___ DATA PROVIDED ___
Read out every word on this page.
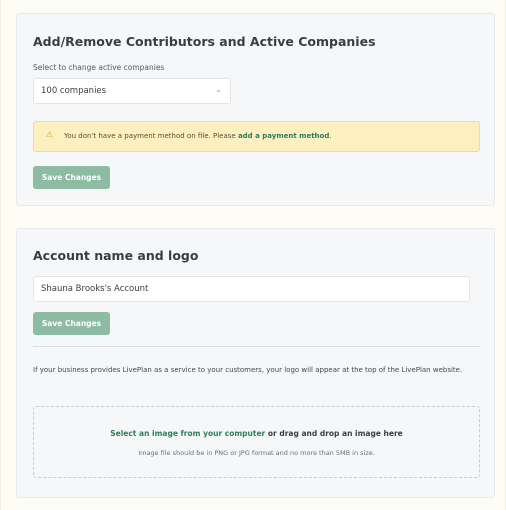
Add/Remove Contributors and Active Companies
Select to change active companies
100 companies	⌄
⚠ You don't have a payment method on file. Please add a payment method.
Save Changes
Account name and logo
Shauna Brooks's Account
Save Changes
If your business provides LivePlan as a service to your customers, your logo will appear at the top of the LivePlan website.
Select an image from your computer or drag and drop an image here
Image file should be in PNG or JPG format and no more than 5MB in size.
___
TASK TO CARRY OUT: From the entries above, output every line exactly and omit any image.

WRITTEN SOLUTION:
Read out every word on this page.
Add/Remove Contributors and Active Companies
Select to change active companies
100 companies	⌄
⚠ You don't have a payment method on file. Please add a payment method.
Save Changes
Account name and logo
Shauna Brooks's Account
Save Changes
If your business provides LivePlan as a service to your customers, your logo will appear at the top of the LivePlan website.
Select an image from your computer or drag and drop an image here
Image file should be in PNG or JPG format and no more than 5MB in size.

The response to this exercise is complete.